[Dataset items]
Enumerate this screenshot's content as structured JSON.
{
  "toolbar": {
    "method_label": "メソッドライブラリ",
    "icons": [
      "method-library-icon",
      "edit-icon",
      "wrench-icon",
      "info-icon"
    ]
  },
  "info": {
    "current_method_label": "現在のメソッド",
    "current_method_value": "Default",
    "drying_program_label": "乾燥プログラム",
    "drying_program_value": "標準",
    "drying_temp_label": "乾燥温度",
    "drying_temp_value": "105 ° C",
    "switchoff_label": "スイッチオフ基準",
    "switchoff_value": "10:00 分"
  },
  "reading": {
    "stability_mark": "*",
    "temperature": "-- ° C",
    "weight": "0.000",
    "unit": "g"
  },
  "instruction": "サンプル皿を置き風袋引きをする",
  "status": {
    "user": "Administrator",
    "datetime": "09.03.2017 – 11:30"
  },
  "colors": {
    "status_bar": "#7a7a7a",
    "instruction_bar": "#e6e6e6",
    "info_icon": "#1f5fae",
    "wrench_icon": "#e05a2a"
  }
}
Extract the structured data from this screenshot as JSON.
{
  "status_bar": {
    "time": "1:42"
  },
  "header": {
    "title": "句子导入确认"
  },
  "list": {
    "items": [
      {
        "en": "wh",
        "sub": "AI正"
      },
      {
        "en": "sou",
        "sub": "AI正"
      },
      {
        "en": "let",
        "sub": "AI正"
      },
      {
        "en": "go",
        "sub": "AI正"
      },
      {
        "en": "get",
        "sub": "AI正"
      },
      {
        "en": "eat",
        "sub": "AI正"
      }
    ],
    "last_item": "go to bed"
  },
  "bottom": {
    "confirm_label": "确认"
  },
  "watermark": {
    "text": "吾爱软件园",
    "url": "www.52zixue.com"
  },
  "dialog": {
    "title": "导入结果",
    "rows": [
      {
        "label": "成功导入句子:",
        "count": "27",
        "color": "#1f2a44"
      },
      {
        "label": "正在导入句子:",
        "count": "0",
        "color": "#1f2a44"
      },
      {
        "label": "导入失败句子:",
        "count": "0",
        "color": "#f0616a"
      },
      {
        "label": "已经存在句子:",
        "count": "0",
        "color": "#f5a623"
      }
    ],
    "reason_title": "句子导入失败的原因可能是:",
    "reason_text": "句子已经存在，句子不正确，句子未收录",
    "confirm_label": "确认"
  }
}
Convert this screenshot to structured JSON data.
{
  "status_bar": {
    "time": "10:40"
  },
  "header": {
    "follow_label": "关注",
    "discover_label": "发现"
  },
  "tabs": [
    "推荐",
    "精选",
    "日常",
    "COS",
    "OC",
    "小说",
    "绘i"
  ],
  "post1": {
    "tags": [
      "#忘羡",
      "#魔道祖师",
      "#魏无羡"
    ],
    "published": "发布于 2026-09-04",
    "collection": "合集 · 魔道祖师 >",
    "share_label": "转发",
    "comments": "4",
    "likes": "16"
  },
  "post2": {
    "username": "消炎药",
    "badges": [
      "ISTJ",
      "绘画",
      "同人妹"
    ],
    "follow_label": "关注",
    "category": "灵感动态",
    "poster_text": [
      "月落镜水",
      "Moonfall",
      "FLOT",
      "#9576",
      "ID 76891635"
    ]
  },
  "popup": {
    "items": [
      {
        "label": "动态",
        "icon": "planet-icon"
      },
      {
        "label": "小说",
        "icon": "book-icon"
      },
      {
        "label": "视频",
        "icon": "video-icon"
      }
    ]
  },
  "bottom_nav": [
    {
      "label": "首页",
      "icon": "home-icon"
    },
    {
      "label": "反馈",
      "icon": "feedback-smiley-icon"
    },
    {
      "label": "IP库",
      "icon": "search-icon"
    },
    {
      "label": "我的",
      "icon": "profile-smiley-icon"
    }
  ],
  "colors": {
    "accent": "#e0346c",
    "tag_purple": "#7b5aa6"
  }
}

§ **What this task involves**: Write out the entries above word for word.

§ **Answer**:
Enumerate this screenshot's content as structured JSON.
{
  "toolbar": {
    "method_label": "メソッドライブラリ",
    "icons": [
      "method-library-icon",
      "edit-icon",
      "wrench-icon",
      "info-icon"
    ]
  },
  "info": {
    "current_method_label": "現在のメソッド",
    "current_method_value": "Default",
    "drying_program_label": "乾燥プログラム",
    "drying_program_value": "標準",
    "drying_temp_label": "乾燥温度",
    "drying_temp_value": "105 ° C",
    "switchoff_label": "スイッチオフ基準",
    "switchoff_value": "10:00 分"
  },
  "reading": {
    "stability_mark": "*",
    "temperature": "-- ° C",
    "weight": "0.000",
    "unit": "g"
  },
  "instruction": "サンプル皿を置き風袋引きをする",
  "status": {
    "user": "Administrator",
    "datetime": "09.03.2017 – 11:30"
  },
  "colors": {
    "status_bar": "#7a7a7a",
    "instruction_bar": "#e6e6e6",
    "info_icon": "#1f5fae",
    "wrench_icon": "#e05a2a"
  }
}
Extract the structured data from this screenshot as JSON.
{
  "status_bar": {
    "time": "1:42"
  },
  "header": {
    "title": "句子导入确认"
  },
  "list": {
    "items": [
      {
        "en": "wh",
        "sub": "AI正"
      },
      {
        "en": "sou",
        "sub": "AI正"
      },
      {
        "en": "let",
        "sub": "AI正"
      },
      {
        "en": "go",
        "sub": "AI正"
      },
      {
        "en": "get",
        "sub": "AI正"
      },
      {
        "en": "eat",
        "sub": "AI正"
      }
    ],
    "last_item": "go to bed"
  },
  "bottom": {
    "confirm_label": "确认"
  },
  "watermark": {
    "text": "吾爱软件园",
    "url": "www.52zixue.com"
  },
  "dialog": {
    "title": "导入结果",
    "rows": [
      {
        "label": "成功导入句子:",
        "count": "27",
        "color": "#1f2a44"
      },
      {
        "label": "正在导入句子:",
        "count": "0",
        "color": "#1f2a44"
      },
      {
        "label": "导入失败句子:",
        "count": "0",
        "color": "#f0616a"
      },
      {
        "label": "已经存在句子:",
        "count": "0",
        "color": "#f5a623"
      }
    ],
    "reason_title": "句子导入失败的原因可能是:",
    "reason_text": "句子已经存在，句子不正确，句子未收录",
    "confirm_label": "确认"
  }
}
Convert this screenshot to structured JSON data.
{
  "status_bar": {
    "time": "10:40"
  },
  "header": {
    "follow_label": "关注",
    "discover_label": "发现"
  },
  "tabs": [
    "推荐",
    "精选",
    "日常",
    "COS",
    "OC",
    "小说",
    "绘i"
  ],
  "post1": {
    "tags": [
      "#忘羡",
      "#魔道祖师",
      "#魏无羡"
    ],
    "published": "发布于 2026-09-04",
    "collection": "合集 · 魔道祖师 >",
    "share_label": "转发",
    "comments": "4",
    "likes": "16"
  },
  "post2": {
    "username": "消炎药",
    "badges": [
      "ISTJ",
      "绘画",
      "同人妹"
    ],
    "follow_label": "关注",
    "category": "灵感动态",
    "poster_text": [
      "月落镜水",
      "Moonfall",
      "FLOT",
      "#9576",
      "ID 76891635"
    ]
  },
  "popup": {
    "items": [
      {
        "label": "动态",
        "icon": "planet-icon"
      },
      {
        "label": "小说",
        "icon": "book-icon"
      },
      {
        "label": "视频",
        "icon": "video-icon"
      }
    ]
  },
  "bottom_nav": [
    {
      "label": "首页",
      "icon": "home-icon"
    },
    {
      "label": "反馈",
      "icon": "feedback-smiley-icon"
    },
    {
      "label": "IP库",
      "icon": "search-icon"
    },
    {
      "label": "我的",
      "icon": "profile-smiley-icon"
    }
  ],
  "colors": {
    "accent": "#e0346c",
    "tag_purple": "#7b5aa6"
  }
}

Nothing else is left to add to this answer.